- [Exercise]: Return the Priscilla Faia biography below word for word, unchanged, before the entries that follow it.

── Exercise text

Priscilla Faia (born October 23, 1985) is a Canadian film and television actress and writer. She is best known for her roles in the short films After the Riots (2009) and Method (2013) and the 2010 television show Rookie Blue as the character Chloe Price. Her acting in Rookie Blue was nominated in 2014 for a Canadian Screen Award for Best Performance by an Actress in a Featured Supporting Role in a Dramatic Program or Series. She also starred in the television show You Me Her as Isabelle "Izzy" Silva.

In 2013, she played the part of "Poppy" in the TV comedy W.O.S., for which she also wrote the script.

==Background==
Born in Victoria, British Columbia. Faia was signed by a talent agent at the age of 8 and began taking classes at the Screen Actors Studio in Victoria by the time she was 9. After moving to Vancouver at the age of 22 Faia found some acting work in commercials and a small role in the Steven Seagal miniseries True Justice. During this time she studied under Matthew Harrison at the Actor's Foundry. She was also a server at the world famous Cactus Club Cafe.

────
── Data to examine

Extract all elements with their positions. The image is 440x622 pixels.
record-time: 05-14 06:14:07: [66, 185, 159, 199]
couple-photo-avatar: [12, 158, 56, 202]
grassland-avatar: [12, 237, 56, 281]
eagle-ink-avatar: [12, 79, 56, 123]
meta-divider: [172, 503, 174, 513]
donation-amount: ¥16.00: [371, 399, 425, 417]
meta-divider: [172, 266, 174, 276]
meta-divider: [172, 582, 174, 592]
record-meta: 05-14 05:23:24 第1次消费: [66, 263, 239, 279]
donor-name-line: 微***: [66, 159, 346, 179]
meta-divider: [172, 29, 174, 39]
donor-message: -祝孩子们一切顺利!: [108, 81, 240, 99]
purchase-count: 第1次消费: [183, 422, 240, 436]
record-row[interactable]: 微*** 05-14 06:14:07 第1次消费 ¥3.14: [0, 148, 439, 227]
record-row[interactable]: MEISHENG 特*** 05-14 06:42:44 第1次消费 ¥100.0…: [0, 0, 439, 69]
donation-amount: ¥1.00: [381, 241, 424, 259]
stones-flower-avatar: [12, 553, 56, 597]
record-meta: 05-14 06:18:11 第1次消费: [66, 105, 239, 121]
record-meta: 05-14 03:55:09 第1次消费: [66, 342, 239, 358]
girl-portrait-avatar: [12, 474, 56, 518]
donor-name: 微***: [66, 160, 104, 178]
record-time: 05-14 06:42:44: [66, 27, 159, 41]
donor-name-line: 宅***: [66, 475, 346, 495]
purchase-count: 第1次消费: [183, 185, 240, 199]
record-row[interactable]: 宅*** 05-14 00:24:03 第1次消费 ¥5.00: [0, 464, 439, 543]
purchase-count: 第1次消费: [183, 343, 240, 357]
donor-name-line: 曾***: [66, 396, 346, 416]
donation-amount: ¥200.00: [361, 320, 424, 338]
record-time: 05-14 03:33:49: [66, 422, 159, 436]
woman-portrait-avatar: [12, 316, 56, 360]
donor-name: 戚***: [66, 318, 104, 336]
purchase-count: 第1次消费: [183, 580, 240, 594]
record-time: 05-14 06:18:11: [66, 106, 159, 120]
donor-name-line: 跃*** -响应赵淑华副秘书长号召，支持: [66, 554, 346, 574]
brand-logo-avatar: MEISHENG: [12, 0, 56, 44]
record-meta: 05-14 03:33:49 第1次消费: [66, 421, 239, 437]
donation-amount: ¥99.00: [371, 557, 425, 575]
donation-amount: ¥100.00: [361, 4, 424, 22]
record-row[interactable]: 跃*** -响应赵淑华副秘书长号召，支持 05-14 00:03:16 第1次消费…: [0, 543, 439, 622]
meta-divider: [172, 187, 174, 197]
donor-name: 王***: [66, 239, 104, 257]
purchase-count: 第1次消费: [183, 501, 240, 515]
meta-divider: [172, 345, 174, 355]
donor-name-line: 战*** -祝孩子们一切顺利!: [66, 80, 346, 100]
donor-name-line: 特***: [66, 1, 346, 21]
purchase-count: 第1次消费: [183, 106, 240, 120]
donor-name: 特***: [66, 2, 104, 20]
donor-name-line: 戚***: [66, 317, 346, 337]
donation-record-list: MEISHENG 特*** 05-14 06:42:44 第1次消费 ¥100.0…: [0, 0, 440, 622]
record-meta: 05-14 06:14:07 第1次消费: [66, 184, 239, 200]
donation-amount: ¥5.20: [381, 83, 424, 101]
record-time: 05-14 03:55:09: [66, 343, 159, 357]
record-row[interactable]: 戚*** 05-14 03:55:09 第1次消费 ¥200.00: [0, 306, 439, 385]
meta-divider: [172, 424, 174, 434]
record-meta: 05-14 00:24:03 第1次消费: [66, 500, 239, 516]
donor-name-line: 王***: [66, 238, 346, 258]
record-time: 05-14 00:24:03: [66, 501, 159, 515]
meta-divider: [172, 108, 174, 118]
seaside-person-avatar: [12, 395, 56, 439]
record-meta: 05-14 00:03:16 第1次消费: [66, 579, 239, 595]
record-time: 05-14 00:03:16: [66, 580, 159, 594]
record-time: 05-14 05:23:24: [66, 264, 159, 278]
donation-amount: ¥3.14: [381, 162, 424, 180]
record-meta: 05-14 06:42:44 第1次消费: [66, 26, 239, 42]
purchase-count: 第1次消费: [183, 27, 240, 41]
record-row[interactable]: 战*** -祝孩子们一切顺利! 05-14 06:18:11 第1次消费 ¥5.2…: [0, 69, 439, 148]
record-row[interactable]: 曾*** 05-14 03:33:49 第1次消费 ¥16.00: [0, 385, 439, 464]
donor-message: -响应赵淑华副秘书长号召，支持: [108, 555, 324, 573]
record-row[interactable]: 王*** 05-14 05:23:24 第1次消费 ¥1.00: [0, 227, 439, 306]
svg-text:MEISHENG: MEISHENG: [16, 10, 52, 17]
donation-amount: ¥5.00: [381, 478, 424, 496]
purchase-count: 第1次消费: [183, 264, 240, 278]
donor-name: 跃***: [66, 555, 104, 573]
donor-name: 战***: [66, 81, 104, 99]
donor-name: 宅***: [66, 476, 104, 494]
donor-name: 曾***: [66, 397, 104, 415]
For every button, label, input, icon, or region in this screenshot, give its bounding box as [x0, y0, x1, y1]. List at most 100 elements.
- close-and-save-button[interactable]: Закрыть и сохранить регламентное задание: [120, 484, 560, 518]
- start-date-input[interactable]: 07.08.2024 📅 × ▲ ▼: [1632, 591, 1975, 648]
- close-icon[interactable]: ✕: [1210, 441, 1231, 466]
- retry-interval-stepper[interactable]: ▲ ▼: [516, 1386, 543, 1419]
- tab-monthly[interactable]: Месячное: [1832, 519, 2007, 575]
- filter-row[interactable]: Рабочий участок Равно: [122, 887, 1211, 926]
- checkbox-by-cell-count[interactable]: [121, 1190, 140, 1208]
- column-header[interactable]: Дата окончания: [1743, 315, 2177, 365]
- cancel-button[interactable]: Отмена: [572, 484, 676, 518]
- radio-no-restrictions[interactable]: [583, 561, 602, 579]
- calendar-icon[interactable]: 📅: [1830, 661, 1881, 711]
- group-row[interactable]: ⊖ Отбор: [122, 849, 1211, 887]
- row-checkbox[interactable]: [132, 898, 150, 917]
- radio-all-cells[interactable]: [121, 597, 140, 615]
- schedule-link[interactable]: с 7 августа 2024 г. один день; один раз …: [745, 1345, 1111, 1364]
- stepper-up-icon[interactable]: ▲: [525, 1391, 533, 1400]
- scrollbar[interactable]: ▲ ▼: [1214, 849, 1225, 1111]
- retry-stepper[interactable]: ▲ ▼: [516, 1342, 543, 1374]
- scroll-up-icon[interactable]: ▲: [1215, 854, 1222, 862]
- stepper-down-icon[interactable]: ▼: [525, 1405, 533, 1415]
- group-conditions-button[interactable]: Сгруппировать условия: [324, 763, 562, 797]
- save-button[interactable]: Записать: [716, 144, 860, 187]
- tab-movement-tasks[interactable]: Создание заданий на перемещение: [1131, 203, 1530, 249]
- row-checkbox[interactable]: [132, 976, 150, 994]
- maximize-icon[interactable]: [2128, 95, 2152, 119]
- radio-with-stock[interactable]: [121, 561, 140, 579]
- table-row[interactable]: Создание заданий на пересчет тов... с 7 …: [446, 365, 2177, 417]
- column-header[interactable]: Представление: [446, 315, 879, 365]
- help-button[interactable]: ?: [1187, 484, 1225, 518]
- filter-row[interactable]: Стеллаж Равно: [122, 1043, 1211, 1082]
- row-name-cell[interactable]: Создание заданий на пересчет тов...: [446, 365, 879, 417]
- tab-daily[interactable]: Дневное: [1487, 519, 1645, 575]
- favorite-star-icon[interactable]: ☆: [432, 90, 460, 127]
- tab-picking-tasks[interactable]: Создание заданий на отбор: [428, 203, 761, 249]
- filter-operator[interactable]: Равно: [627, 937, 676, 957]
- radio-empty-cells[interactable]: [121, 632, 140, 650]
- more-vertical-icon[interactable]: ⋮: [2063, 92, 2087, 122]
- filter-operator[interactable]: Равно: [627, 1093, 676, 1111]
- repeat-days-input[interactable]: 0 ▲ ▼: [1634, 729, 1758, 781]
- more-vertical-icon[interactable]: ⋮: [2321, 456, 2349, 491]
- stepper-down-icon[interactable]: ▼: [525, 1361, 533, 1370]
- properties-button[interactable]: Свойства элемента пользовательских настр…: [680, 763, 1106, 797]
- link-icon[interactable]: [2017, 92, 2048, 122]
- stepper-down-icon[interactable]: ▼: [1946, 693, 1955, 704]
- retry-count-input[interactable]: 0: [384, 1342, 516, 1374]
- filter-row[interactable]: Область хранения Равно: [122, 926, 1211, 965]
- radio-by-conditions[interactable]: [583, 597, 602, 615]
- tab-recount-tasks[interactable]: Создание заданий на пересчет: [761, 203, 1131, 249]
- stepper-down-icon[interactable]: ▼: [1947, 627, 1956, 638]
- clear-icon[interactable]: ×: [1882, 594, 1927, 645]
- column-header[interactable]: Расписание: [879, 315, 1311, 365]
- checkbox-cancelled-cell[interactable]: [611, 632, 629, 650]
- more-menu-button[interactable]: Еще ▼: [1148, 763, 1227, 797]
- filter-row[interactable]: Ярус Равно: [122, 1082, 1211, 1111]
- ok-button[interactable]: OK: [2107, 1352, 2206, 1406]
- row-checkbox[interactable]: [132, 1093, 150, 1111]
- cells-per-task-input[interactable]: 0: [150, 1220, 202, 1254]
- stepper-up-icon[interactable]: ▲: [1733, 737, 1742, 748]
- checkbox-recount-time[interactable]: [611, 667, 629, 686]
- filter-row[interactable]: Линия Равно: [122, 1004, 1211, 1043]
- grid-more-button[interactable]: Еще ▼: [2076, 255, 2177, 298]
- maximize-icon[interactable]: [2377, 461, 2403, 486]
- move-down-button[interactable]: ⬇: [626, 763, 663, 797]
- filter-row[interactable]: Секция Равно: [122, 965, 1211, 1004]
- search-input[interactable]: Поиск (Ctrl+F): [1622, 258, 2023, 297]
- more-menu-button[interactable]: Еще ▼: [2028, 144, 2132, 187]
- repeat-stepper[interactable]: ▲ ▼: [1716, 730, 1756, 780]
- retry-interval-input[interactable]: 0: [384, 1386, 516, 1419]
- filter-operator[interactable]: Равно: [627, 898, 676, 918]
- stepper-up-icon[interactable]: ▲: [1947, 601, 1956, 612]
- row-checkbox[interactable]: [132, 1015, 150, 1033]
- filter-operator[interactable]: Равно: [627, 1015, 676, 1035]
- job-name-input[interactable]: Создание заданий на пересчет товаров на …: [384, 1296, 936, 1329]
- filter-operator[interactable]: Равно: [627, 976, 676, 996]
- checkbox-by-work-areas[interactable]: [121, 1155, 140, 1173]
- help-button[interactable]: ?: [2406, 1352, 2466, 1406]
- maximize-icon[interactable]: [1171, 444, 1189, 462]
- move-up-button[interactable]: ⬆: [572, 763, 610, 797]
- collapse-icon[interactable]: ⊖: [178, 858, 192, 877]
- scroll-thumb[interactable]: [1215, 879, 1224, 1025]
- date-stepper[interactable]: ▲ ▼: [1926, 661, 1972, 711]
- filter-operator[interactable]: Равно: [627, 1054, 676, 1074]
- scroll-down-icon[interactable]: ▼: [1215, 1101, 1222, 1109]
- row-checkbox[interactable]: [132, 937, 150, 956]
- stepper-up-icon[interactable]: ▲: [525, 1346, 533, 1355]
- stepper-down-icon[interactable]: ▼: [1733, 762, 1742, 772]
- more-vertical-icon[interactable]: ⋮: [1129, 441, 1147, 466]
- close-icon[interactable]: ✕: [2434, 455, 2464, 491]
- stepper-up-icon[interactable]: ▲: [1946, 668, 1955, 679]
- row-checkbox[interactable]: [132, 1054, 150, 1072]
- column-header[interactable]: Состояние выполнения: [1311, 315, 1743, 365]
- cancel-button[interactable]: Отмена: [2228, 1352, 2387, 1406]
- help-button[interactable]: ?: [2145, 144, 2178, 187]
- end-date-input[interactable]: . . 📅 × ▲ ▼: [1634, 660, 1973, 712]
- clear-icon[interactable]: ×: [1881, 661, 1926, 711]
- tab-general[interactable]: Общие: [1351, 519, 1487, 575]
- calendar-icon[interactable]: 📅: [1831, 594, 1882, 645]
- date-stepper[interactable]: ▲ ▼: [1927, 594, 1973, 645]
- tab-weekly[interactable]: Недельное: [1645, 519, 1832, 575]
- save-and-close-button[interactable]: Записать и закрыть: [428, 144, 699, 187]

────

- [Result of this exercise]:
Priscilla Faia (born October 23, 1985) is a Canadian film and television actress and writer. She is best known for her roles in the short films After the Riots (2009) and Method (2013) and the 2010 television show Rookie Blue as the character Chloe Price. Her acting in Rookie Blue was nominated in 2014 for a Canadian Screen Award for Best Performance by an Actress in a Featured Supporting Role in a Dramatic Program or Series. She also starred in the television show You Me Her as Isabelle "Izzy" Silva.

In 2013, she played the part of "Poppy" in the TV comedy W.O.S., for which she also wrote the script.

==Background==
Born in Victoria, British Columbia. Faia was signed by a talent agent at the age of 8 and began taking classes at the Screen Actors Studio in Victoria by the time she was 9. After moving to Vancouver at the age of 22 Faia found some acting work in commercials and a small role in the Steven Seagal miniseries True Justice. During this time she studied under Matthew Harrison at the Actor's Foundry. She was also a server at the world famous Cactus Club Cafe.